--- begin ---

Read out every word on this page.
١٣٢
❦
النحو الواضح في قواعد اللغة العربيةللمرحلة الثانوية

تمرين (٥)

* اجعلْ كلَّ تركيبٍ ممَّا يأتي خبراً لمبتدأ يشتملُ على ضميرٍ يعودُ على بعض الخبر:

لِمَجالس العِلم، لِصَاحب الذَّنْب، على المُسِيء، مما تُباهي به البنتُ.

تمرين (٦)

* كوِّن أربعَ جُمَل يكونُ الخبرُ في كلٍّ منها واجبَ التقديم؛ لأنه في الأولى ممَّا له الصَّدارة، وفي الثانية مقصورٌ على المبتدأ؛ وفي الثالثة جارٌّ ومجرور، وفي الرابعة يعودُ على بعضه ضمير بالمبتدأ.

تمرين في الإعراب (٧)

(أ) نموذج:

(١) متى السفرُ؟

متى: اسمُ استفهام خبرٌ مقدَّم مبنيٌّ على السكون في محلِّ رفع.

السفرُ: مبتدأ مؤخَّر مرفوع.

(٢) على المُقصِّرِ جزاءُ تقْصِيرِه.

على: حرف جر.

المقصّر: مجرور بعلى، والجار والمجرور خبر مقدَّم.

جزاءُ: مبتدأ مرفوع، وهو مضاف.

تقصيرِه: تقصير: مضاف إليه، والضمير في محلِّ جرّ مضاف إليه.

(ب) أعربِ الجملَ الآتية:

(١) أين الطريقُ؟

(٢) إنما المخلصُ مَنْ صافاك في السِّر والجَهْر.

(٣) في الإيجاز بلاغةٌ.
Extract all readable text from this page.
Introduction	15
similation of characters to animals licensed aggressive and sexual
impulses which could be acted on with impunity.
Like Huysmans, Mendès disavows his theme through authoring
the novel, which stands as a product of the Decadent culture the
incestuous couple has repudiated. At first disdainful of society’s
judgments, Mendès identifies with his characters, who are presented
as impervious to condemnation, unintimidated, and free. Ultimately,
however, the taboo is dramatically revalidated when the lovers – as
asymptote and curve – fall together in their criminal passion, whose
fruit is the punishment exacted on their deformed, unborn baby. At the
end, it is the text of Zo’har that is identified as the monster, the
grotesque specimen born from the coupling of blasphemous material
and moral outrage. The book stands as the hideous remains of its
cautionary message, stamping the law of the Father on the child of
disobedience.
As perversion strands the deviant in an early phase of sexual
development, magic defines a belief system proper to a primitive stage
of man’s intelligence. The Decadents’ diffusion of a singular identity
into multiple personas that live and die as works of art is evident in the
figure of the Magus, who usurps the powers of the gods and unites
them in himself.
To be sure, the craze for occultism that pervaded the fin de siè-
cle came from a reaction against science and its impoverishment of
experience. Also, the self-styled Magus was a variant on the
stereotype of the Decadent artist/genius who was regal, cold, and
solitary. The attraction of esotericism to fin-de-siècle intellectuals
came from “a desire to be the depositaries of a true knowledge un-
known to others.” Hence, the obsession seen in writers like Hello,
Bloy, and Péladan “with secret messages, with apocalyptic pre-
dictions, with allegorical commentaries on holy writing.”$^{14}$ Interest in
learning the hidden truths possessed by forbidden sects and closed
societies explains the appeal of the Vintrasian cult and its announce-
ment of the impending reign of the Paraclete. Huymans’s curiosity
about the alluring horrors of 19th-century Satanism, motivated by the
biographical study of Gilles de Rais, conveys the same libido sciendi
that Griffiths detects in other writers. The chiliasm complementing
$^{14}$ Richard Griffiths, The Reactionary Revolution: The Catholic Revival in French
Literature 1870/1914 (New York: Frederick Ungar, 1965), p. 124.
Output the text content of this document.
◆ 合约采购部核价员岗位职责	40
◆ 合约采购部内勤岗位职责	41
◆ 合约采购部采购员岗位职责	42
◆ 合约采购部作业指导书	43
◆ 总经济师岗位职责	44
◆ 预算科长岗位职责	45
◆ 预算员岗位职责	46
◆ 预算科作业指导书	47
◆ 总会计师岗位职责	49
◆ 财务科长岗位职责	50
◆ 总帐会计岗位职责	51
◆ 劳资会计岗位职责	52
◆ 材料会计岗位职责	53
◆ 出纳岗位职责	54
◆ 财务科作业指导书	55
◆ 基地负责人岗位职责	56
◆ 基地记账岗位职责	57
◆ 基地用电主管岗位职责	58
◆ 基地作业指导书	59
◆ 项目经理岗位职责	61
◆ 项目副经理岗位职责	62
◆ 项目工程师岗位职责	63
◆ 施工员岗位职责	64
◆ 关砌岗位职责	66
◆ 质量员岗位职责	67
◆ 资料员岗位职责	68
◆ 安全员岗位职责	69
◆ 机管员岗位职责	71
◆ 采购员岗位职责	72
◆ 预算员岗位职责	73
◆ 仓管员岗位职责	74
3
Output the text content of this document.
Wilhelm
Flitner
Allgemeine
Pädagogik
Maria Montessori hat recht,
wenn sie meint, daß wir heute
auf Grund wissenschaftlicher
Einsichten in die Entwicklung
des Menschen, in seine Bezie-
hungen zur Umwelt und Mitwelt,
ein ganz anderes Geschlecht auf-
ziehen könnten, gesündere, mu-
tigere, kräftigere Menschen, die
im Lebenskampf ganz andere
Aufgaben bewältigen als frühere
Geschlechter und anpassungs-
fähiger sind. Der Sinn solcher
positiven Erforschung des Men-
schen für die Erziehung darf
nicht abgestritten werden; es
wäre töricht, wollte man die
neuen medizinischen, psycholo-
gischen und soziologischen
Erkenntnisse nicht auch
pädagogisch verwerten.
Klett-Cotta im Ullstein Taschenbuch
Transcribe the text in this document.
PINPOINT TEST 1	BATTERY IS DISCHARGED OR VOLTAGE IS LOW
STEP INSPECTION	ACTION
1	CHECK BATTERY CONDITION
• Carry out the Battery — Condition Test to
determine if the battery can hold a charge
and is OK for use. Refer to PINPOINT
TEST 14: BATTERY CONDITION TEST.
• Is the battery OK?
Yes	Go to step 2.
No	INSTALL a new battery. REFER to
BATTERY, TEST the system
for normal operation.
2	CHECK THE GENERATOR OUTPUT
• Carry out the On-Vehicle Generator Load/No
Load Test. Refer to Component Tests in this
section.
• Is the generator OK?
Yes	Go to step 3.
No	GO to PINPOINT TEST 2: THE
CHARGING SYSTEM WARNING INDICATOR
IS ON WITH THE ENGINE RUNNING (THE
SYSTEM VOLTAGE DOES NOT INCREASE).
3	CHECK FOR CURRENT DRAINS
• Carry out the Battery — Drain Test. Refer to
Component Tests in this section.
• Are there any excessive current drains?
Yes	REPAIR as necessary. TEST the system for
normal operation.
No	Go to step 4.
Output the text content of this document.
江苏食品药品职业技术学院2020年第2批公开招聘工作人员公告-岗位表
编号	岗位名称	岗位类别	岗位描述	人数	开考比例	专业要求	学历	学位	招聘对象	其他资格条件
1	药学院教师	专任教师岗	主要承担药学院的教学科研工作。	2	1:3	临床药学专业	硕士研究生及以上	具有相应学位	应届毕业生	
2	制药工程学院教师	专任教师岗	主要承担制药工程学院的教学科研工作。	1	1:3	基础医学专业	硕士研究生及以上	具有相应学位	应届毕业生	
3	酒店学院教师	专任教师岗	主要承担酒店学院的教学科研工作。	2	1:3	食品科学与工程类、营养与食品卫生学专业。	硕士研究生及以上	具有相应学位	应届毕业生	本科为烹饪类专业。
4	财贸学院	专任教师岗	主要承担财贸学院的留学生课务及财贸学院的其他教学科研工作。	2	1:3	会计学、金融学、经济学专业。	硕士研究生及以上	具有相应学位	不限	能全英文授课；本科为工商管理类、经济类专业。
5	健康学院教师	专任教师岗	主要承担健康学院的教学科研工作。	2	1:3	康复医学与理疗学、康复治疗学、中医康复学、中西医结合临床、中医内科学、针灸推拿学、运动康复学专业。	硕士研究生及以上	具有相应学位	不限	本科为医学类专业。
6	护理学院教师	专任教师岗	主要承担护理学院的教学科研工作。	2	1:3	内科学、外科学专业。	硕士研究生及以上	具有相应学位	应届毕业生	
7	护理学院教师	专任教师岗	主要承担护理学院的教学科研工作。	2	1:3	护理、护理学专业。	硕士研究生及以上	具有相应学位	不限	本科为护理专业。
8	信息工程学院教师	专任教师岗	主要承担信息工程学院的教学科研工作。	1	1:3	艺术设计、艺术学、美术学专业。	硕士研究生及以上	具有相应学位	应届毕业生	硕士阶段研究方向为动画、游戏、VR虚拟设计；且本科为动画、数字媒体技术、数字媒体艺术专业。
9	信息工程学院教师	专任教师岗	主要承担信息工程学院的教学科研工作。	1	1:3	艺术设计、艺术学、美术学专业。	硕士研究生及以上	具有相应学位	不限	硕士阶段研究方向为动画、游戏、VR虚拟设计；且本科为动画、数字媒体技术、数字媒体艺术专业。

--- end ---

Instructions to follow> Count up the lines in the listing that hold the word "مرفوع", and give that number only.

Task result> 2